(Items from a figure collection)
--- start ---
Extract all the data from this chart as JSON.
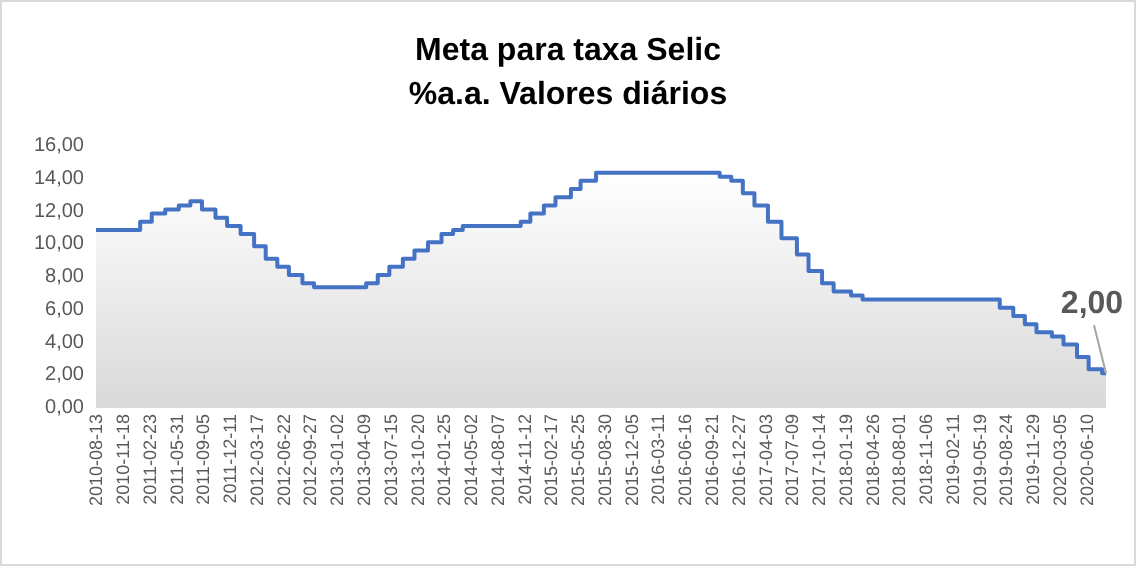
{
  "chart_data": {
    "type": "area",
    "title": "Meta para taxa Selic",
    "subtitle": "%a.a. Valores diários",
    "x": [
      "2010-08-13",
      "2011-01-20",
      "2011-01-20",
      "2011-03-03",
      "2011-03-03",
      "2011-04-21",
      "2011-04-21",
      "2011-06-09",
      "2011-06-09",
      "2011-07-21",
      "2011-07-21",
      "2011-09-01",
      "2011-09-01",
      "2011-10-20",
      "2011-10-20",
      "2011-12-01",
      "2011-12-01",
      "2012-01-19",
      "2012-01-19",
      "2012-03-08",
      "2012-03-08",
      "2012-04-19",
      "2012-04-19",
      "2012-05-31",
      "2012-05-31",
      "2012-07-12",
      "2012-07-12",
      "2012-08-30",
      "2012-08-30",
      "2012-10-11",
      "2012-10-11",
      "2013-04-18",
      "2013-04-18",
      "2013-05-30",
      "2013-05-30",
      "2013-07-11",
      "2013-07-11",
      "2013-08-29",
      "2013-08-29",
      "2013-10-10",
      "2013-10-10",
      "2013-11-28",
      "2013-11-28",
      "2014-01-16",
      "2014-01-16",
      "2014-02-27",
      "2014-02-27",
      "2014-04-03",
      "2014-04-03",
      "2014-10-30",
      "2014-10-30",
      "2014-12-04",
      "2014-12-04",
      "2015-01-22",
      "2015-01-22",
      "2015-03-05",
      "2015-03-05",
      "2015-04-30",
      "2015-04-30",
      "2015-06-04",
      "2015-06-04",
      "2015-07-30",
      "2015-07-30",
      "2016-10-20",
      "2016-10-20",
      "2016-12-01",
      "2016-12-01",
      "2017-01-12",
      "2017-01-12",
      "2017-02-23",
      "2017-02-23",
      "2017-04-13",
      "2017-04-13",
      "2017-06-01",
      "2017-06-01",
      "2017-07-27",
      "2017-07-27",
      "2017-09-07",
      "2017-09-07",
      "2017-10-26",
      "2017-10-26",
      "2017-12-07",
      "2017-12-07",
      "2018-02-08",
      "2018-02-08",
      "2018-03-22",
      "2018-03-22",
      "2019-08-01",
      "2019-08-01",
      "2019-09-19",
      "2019-09-19",
      "2019-10-31",
      "2019-10-31",
      "2019-12-12",
      "2019-12-12",
      "2020-02-06",
      "2020-02-06",
      "2020-03-19",
      "2020-03-19",
      "2020-05-07",
      "2020-05-07",
      "2020-06-18",
      "2020-06-18",
      "2020-08-06",
      "2020-08-06",
      "2020-08-20"
    ],
    "series": [
      {
        "color": "#4472c4",
        "values": [
          10.75,
          10.75,
          11.25,
          11.25,
          11.75,
          11.75,
          12.0,
          12.0,
          12.25,
          12.25,
          12.5,
          12.5,
          12.0,
          12.0,
          11.5,
          11.5,
          11.0,
          11.0,
          10.5,
          10.5,
          9.75,
          9.75,
          9.0,
          9.0,
          8.5,
          8.5,
          8.0,
          8.0,
          7.5,
          7.5,
          7.25,
          7.25,
          7.5,
          7.5,
          8.0,
          8.0,
          8.5,
          8.5,
          9.0,
          9.0,
          9.5,
          9.5,
          10.0,
          10.0,
          10.5,
          10.5,
          10.75,
          10.75,
          11.0,
          11.0,
          11.25,
          11.25,
          11.75,
          11.75,
          12.25,
          12.25,
          12.75,
          12.75,
          13.25,
          13.25,
          13.75,
          13.75,
          14.25,
          14.25,
          14.0,
          14.0,
          13.75,
          13.75,
          13.0,
          13.0,
          12.25,
          12.25,
          11.25,
          11.25,
          10.25,
          10.25,
          9.25,
          9.25,
          8.25,
          8.25,
          7.5,
          7.5,
          7.0,
          7.0,
          6.75,
          6.75,
          6.5,
          6.5,
          6.0,
          6.0,
          5.5,
          5.5,
          5.0,
          5.0,
          4.5,
          4.5,
          4.25,
          4.25,
          3.75,
          3.75,
          3.0,
          3.0,
          2.25,
          2.25,
          2.0,
          2.0
        ]
      }
    ],
    "xlim": [
      "2010-08-13",
      "2020-08-20"
    ],
    "xticks": [
      "2010-08-13",
      "2010-11-18",
      "2011-02-23",
      "2011-05-31",
      "2011-09-05",
      "2011-12-11",
      "2012-03-17",
      "2012-06-22",
      "2012-09-27",
      "2013-01-02",
      "2013-04-09",
      "2013-07-15",
      "2013-10-20",
      "2014-01-25",
      "2014-05-02",
      "2014-08-07",
      "2014-11-12",
      "2015-02-17",
      "2015-05-25",
      "2015-08-30",
      "2015-12-05",
      "2016-03-11",
      "2016-06-16",
      "2016-09-21",
      "2016-12-27",
      "2017-04-03",
      "2017-07-09",
      "2017-10-14",
      "2018-01-19",
      "2018-04-26",
      "2018-08-01",
      "2018-11-06",
      "2019-02-11",
      "2019-05-19",
      "2019-08-24",
      "2019-11-29",
      "2020-03-05",
      "2020-06-10"
    ],
    "ylim": [
      0,
      16
    ],
    "yticks": [
      {
        "value": 0,
        "label": "0,00"
      },
      {
        "value": 2,
        "label": "2,00"
      },
      {
        "value": 4,
        "label": "4,00"
      },
      {
        "value": 6,
        "label": "6,00"
      },
      {
        "value": 8,
        "label": "8,00"
      },
      {
        "value": 10,
        "label": "10,00"
      },
      {
        "value": 12,
        "label": "12,00"
      },
      {
        "value": 14,
        "label": "14,00"
      },
      {
        "value": 16,
        "label": "16,00"
      }
    ],
    "grid": false,
    "annotations": [
      {
        "text": "2,00",
        "x": "2020-08-20",
        "y": 2
      }
    ]
  }
}
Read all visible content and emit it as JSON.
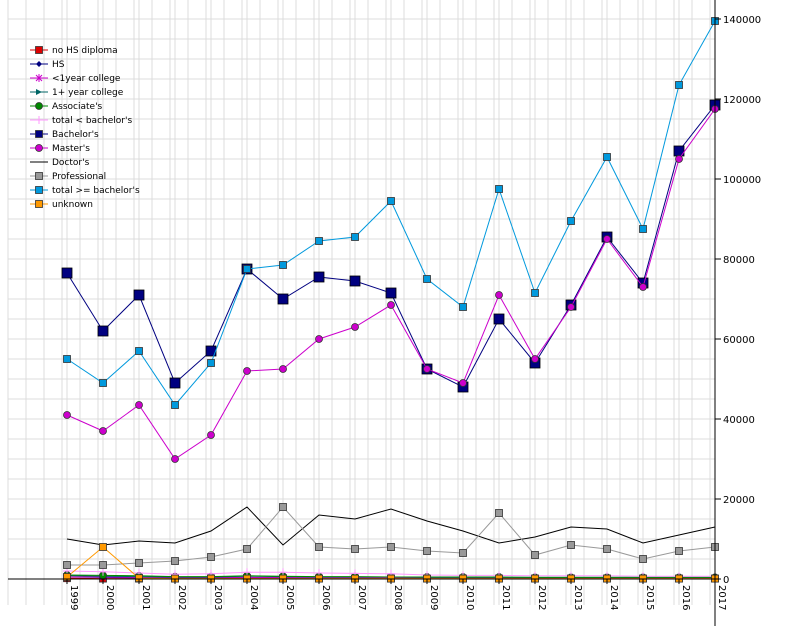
--- end ---
* _Problem details_
Reproduce all of the data exactly; the pictures do not belong in the copy.

* _The reply_
Extract all the data from this chart as JSON.
{
  "chart_data": {
    "type": "area",
    "title": "Meta para taxa Selic",
    "subtitle": "%a.a. Valores diários",
    "x": [
      "2010-08-13",
      "2011-01-20",
      "2011-01-20",
      "2011-03-03",
      "2011-03-03",
      "2011-04-21",
      "2011-04-21",
      "2011-06-09",
      "2011-06-09",
      "2011-07-21",
      "2011-07-21",
      "2011-09-01",
      "2011-09-01",
      "2011-10-20",
      "2011-10-20",
      "2011-12-01",
      "2011-12-01",
      "2012-01-19",
      "2012-01-19",
      "2012-03-08",
      "2012-03-08",
      "2012-04-19",
      "2012-04-19",
      "2012-05-31",
      "2012-05-31",
      "2012-07-12",
      "2012-07-12",
      "2012-08-30",
      "2012-08-30",
      "2012-10-11",
      "2012-10-11",
      "2013-04-18",
      "2013-04-18",
      "2013-05-30",
      "2013-05-30",
      "2013-07-11",
      "2013-07-11",
      "2013-08-29",
      "2013-08-29",
      "2013-10-10",
      "2013-10-10",
      "2013-11-28",
      "2013-11-28",
      "2014-01-16",
      "2014-01-16",
      "2014-02-27",
      "2014-02-27",
      "2014-04-03",
      "2014-04-03",
      "2014-10-30",
      "2014-10-30",
      "2014-12-04",
      "2014-12-04",
      "2015-01-22",
      "2015-01-22",
      "2015-03-05",
      "2015-03-05",
      "2015-04-30",
      "2015-04-30",
      "2015-06-04",
      "2015-06-04",
      "2015-07-30",
      "2015-07-30",
      "2016-10-20",
      "2016-10-20",
      "2016-12-01",
      "2016-12-01",
      "2017-01-12",
      "2017-01-12",
      "2017-02-23",
      "2017-02-23",
      "2017-04-13",
      "2017-04-13",
      "2017-06-01",
      "2017-06-01",
      "2017-07-27",
      "2017-07-27",
      "2017-09-07",
      "2017-09-07",
      "2017-10-26",
      "2017-10-26",
      "2017-12-07",
      "2017-12-07",
      "2018-02-08",
      "2018-02-08",
      "2018-03-22",
      "2018-03-22",
      "2019-08-01",
      "2019-08-01",
      "2019-09-19",
      "2019-09-19",
      "2019-10-31",
      "2019-10-31",
      "2019-12-12",
      "2019-12-12",
      "2020-02-06",
      "2020-02-06",
      "2020-03-19",
      "2020-03-19",
      "2020-05-07",
      "2020-05-07",
      "2020-06-18",
      "2020-06-18",
      "2020-08-06",
      "2020-08-06",
      "2020-08-20"
    ],
    "series": [
      {
        "color": "#4472c4",
        "values": [
          10.75,
          10.75,
          11.25,
          11.25,
          11.75,
          11.75,
          12.0,
          12.0,
          12.25,
          12.25,
          12.5,
          12.5,
          12.0,
          12.0,
          11.5,
          11.5,
          11.0,
          11.0,
          10.5,
          10.5,
          9.75,
          9.75,
          9.0,
          9.0,
          8.5,
          8.5,
          8.0,
          8.0,
          7.5,
          7.5,
          7.25,
          7.25,
          7.5,
          7.5,
          8.0,
          8.0,
          8.5,
          8.5,
          9.0,
          9.0,
          9.5,
          9.5,
          10.0,
          10.0,
          10.5,
          10.5,
          10.75,
          10.75,
          11.0,
          11.0,
          11.25,
          11.25,
          11.75,
          11.75,
          12.25,
          12.25,
          12.75,
          12.75,
          13.25,
          13.25,
          13.75,
          13.75,
          14.25,
          14.25,
          14.0,
          14.0,
          13.75,
          13.75,
          13.0,
          13.0,
          12.25,
          12.25,
          11.25,
          11.25,
          10.25,
          10.25,
          9.25,
          9.25,
          8.25,
          8.25,
          7.5,
          7.5,
          7.0,
          7.0,
          6.75,
          6.75,
          6.5,
          6.5,
          6.0,
          6.0,
          5.5,
          5.5,
          5.0,
          5.0,
          4.5,
          4.5,
          4.25,
          4.25,
          3.75,
          3.75,
          3.0,
          3.0,
          2.25,
          2.25,
          2.0,
          2.0
        ]
      }
    ],
    "xlim": [
      "2010-08-13",
      "2020-08-20"
    ],
    "xticks": [
      "2010-08-13",
      "2010-11-18",
      "2011-02-23",
      "2011-05-31",
      "2011-09-05",
      "2011-12-11",
      "2012-03-17",
      "2012-06-22",
      "2012-09-27",
      "2013-01-02",
      "2013-04-09",
      "2013-07-15",
      "2013-10-20",
      "2014-01-25",
      "2014-05-02",
      "2014-08-07",
      "2014-11-12",
      "2015-02-17",
      "2015-05-25",
      "2015-08-30",
      "2015-12-05",
      "2016-03-11",
      "2016-06-16",
      "2016-09-21",
      "2016-12-27",
      "2017-04-03",
      "2017-07-09",
      "2017-10-14",
      "2018-01-19",
      "2018-04-26",
      "2018-08-01",
      "2018-11-06",
      "2019-02-11",
      "2019-05-19",
      "2019-08-24",
      "2019-11-29",
      "2020-03-05",
      "2020-06-10"
    ],
    "ylim": [
      0,
      16
    ],
    "yticks": [
      {
        "value": 0,
        "label": "0,00"
      },
      {
        "value": 2,
        "label": "2,00"
      },
      {
        "value": 4,
        "label": "4,00"
      },
      {
        "value": 6,
        "label": "6,00"
      },
      {
        "value": 8,
        "label": "8,00"
      },
      {
        "value": 10,
        "label": "10,00"
      },
      {
        "value": 12,
        "label": "12,00"
      },
      {
        "value": 14,
        "label": "14,00"
      },
      {
        "value": 16,
        "label": "16,00"
      }
    ],
    "grid": false,
    "annotations": [
      {
        "text": "2,00",
        "x": "2020-08-20",
        "y": 2
      }
    ]
  }
}
Read all visible content and emit it as JSON.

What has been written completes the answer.